• Stated problem: The required output is the line containing "Serialize everything readable" through the final line of the material below, printed exactly, with no other lines.
++++++++++++++++++++
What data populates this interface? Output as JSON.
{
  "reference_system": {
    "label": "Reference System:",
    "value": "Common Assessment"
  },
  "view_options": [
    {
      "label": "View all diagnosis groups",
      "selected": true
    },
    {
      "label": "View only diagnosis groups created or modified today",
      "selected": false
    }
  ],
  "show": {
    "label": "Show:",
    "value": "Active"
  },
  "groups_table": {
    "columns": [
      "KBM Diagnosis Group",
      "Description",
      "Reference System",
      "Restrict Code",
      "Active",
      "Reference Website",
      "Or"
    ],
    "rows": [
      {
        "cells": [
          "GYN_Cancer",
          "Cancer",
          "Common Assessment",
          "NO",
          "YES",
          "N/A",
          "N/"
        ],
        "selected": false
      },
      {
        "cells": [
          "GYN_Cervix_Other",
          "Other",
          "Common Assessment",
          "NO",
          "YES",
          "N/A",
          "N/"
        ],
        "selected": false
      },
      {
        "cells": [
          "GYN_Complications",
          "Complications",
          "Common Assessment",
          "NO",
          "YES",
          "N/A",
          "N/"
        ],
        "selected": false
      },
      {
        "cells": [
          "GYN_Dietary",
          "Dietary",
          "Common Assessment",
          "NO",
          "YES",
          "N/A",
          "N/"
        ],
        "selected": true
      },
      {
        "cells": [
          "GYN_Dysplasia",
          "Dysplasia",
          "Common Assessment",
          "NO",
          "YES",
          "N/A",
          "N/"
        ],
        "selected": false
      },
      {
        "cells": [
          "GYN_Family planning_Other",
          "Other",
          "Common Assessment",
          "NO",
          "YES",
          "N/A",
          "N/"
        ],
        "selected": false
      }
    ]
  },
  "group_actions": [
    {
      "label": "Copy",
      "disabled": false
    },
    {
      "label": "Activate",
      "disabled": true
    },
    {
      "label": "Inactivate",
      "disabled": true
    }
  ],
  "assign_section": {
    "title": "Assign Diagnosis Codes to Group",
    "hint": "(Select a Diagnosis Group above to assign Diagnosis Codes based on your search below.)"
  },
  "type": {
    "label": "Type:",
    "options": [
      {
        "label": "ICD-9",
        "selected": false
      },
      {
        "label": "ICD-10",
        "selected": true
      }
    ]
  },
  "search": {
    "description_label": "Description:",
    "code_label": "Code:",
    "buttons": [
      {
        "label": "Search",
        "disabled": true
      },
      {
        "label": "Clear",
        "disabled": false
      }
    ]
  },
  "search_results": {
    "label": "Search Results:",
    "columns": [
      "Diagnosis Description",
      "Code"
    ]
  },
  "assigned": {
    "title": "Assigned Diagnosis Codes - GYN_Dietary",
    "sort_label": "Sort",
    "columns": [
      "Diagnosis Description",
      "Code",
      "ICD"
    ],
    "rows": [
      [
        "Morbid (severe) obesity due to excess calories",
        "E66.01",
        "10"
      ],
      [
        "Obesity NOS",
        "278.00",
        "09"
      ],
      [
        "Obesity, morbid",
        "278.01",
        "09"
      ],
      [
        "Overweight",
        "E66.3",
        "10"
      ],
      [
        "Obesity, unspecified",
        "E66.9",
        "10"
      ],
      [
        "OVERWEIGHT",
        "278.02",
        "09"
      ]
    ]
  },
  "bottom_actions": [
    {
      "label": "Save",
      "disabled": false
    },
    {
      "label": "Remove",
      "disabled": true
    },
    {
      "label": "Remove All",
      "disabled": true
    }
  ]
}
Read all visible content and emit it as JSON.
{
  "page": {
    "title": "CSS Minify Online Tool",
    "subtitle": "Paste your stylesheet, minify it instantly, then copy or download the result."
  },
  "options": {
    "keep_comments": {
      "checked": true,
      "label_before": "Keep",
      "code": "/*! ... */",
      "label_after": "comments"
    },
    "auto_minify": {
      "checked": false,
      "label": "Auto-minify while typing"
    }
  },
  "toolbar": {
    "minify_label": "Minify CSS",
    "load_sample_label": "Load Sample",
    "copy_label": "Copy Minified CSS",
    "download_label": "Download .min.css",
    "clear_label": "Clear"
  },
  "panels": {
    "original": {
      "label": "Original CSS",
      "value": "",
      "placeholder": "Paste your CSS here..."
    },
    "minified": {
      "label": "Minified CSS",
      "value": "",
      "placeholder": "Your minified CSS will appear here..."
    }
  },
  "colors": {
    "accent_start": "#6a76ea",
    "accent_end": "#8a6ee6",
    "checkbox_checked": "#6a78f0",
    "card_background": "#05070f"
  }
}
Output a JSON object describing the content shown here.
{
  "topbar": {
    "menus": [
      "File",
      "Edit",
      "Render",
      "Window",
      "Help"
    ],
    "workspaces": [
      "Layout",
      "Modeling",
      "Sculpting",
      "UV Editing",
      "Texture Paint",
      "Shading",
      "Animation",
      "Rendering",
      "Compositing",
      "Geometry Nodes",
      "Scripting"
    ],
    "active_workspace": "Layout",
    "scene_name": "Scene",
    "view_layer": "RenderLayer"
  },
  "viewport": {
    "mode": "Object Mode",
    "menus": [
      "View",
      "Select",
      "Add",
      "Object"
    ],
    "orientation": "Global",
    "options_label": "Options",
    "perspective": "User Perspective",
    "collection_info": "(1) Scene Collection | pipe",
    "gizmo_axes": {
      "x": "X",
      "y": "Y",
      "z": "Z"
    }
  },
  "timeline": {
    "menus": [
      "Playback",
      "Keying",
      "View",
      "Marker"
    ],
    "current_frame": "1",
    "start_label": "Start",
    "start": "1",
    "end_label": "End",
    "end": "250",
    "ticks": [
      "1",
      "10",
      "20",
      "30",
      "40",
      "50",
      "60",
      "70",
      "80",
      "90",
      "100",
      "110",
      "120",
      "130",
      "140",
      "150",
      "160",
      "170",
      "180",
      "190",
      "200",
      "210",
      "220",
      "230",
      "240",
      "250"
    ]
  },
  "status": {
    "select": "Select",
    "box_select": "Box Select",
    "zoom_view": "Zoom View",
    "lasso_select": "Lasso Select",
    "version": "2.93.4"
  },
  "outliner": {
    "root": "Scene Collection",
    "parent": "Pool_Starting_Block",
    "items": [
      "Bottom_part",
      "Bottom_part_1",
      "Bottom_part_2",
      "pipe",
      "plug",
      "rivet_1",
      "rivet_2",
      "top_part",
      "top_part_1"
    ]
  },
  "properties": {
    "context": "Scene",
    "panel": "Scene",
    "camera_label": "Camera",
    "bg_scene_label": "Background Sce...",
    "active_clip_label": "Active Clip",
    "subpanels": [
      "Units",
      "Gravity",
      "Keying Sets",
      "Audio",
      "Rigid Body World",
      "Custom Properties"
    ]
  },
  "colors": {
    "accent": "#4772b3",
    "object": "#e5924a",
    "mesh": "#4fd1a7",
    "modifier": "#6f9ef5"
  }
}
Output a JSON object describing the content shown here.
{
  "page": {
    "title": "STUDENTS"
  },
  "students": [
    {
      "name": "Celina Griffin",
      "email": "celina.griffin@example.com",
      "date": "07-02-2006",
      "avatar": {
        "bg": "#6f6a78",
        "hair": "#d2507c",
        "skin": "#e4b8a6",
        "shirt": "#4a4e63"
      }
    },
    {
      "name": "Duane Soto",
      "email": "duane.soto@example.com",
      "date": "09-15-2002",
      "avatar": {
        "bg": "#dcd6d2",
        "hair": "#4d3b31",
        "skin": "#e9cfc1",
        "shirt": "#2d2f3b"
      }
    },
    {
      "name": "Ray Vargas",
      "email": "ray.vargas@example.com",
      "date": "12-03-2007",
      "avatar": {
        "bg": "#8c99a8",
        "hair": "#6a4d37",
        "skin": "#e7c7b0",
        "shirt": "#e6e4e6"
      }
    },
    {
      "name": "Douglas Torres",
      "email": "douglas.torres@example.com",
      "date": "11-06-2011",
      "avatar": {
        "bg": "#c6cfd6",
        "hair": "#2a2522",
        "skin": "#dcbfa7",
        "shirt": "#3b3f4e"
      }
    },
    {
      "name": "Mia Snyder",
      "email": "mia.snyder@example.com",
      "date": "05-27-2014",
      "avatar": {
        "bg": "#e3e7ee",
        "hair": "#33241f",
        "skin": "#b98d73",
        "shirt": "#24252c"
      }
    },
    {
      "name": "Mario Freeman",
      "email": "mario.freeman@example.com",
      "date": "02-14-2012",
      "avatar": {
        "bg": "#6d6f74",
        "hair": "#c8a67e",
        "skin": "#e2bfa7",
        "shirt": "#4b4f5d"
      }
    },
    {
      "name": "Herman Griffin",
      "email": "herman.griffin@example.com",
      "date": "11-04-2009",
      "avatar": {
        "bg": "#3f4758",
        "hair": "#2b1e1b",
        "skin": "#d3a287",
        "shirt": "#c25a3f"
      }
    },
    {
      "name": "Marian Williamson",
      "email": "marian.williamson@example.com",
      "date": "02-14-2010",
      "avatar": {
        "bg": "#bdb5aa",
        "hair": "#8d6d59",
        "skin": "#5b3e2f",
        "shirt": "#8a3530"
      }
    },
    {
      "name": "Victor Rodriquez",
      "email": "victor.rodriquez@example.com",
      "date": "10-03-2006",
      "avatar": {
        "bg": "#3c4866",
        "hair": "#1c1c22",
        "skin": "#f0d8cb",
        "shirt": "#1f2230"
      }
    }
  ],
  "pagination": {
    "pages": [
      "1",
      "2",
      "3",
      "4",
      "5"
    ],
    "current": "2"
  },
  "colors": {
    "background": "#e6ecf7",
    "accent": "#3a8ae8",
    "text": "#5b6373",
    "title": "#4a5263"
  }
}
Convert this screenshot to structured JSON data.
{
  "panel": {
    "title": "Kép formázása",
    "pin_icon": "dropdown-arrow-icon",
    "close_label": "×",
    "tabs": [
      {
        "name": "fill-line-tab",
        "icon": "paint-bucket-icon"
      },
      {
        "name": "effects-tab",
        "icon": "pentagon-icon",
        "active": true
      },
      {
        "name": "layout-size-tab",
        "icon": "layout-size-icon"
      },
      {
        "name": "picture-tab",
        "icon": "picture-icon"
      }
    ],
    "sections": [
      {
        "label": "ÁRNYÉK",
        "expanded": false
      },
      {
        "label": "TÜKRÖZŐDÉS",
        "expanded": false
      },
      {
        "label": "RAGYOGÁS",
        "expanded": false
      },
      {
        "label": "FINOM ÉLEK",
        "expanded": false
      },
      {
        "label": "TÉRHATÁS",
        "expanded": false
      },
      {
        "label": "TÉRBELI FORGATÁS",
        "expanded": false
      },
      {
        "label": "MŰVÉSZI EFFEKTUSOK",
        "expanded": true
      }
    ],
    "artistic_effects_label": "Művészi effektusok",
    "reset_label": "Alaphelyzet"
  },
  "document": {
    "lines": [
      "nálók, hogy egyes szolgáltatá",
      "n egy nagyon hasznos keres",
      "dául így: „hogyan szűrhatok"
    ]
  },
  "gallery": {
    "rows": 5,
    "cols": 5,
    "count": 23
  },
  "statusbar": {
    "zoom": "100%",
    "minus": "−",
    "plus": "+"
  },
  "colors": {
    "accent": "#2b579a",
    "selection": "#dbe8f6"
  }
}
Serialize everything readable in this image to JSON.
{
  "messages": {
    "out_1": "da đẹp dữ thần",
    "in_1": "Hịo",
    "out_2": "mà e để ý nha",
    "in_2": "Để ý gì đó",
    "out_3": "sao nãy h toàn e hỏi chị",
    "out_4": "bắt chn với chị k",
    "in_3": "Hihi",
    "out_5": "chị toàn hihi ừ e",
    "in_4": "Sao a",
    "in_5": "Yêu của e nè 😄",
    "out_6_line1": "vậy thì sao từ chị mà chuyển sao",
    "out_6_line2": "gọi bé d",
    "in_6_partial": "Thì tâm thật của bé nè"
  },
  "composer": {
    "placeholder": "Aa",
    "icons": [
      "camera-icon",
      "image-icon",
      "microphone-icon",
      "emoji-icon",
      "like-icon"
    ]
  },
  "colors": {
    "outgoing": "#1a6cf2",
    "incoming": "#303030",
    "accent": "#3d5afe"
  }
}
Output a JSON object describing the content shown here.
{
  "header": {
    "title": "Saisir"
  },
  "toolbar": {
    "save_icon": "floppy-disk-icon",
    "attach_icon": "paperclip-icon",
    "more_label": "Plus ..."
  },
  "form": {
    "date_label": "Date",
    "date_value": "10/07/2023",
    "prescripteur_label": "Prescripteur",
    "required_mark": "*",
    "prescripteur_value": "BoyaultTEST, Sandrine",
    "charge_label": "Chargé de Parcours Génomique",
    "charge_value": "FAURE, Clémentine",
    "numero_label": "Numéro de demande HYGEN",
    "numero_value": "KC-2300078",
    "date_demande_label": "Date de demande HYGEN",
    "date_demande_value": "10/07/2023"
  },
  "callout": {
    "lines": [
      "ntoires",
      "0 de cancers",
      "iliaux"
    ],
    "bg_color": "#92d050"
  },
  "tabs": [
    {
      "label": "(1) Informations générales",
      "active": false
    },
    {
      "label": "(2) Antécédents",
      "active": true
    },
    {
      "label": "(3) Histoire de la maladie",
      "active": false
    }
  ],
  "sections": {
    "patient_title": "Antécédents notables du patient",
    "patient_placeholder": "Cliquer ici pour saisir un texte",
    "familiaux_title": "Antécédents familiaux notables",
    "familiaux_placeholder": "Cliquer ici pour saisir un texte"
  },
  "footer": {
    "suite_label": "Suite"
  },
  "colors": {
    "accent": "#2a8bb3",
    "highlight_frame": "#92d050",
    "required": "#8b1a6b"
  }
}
++++++++++++++++++++
• Output for this exercise:
Serialize everything readable in this image to JSON.
{
  "messages": {
    "out_1": "da đẹp dữ thần",
    "in_1": "Hịo",
    "out_2": "mà e để ý nha",
    "in_2": "Để ý gì đó",
    "out_3": "sao nãy h toàn e hỏi chị",
    "out_4": "bắt chn với chị k",
    "in_3": "Hihi",
    "out_5": "chị toàn hihi ừ e",
    "in_4": "Sao a",
    "in_5": "Yêu của e nè 😄",
    "out_6_line1": "vậy thì sao từ chị mà chuyển sao",
    "out_6_line2": "gọi bé d",
    "in_6_partial": "Thì tâm thật của bé nè"
  },
  "composer": {
    "placeholder": "Aa",
    "icons": [
      "camera-icon",
      "image-icon",
      "microphone-icon",
      "emoji-icon",
      "like-icon"
    ]
  },
  "colors": {
    "outgoing": "#1a6cf2",
    "incoming": "#303030",
    "accent": "#3d5afe"
  }
}
Output a JSON object describing the content shown here.
{
  "header": {
    "title": "Saisir"
  },
  "toolbar": {
    "save_icon": "floppy-disk-icon",
    "attach_icon": "paperclip-icon",
    "more_label": "Plus ..."
  },
  "form": {
    "date_label": "Date",
    "date_value": "10/07/2023",
    "prescripteur_label": "Prescripteur",
    "required_mark": "*",
    "prescripteur_value": "BoyaultTEST, Sandrine",
    "charge_label": "Chargé de Parcours Génomique",
    "charge_value": "FAURE, Clémentine",
    "numero_label": "Numéro de demande HYGEN",
    "numero_value": "KC-2300078",
    "date_demande_label": "Date de demande HYGEN",
    "date_demande_value": "10/07/2023"
  },
  "callout": {
    "lines": [
      "ntoires",
      "0 de cancers",
      "iliaux"
    ],
    "bg_color": "#92d050"
  },
  "tabs": [
    {
      "label": "(1) Informations générales",
      "active": false
    },
    {
      "label": "(2) Antécédents",
      "active": true
    },
    {
      "label": "(3) Histoire de la maladie",
      "active": false
    }
  ],
  "sections": {
    "patient_title": "Antécédents notables du patient",
    "patient_placeholder": "Cliquer ici pour saisir un texte",
    "familiaux_title": "Antécédents familiaux notables",
    "familiaux_placeholder": "Cliquer ici pour saisir un texte"
  },
  "footer": {
    "suite_label": "Suite"
  },
  "colors": {
    "accent": "#2a8bb3",
    "highlight_frame": "#92d050",
    "required": "#8b1a6b"
  }
}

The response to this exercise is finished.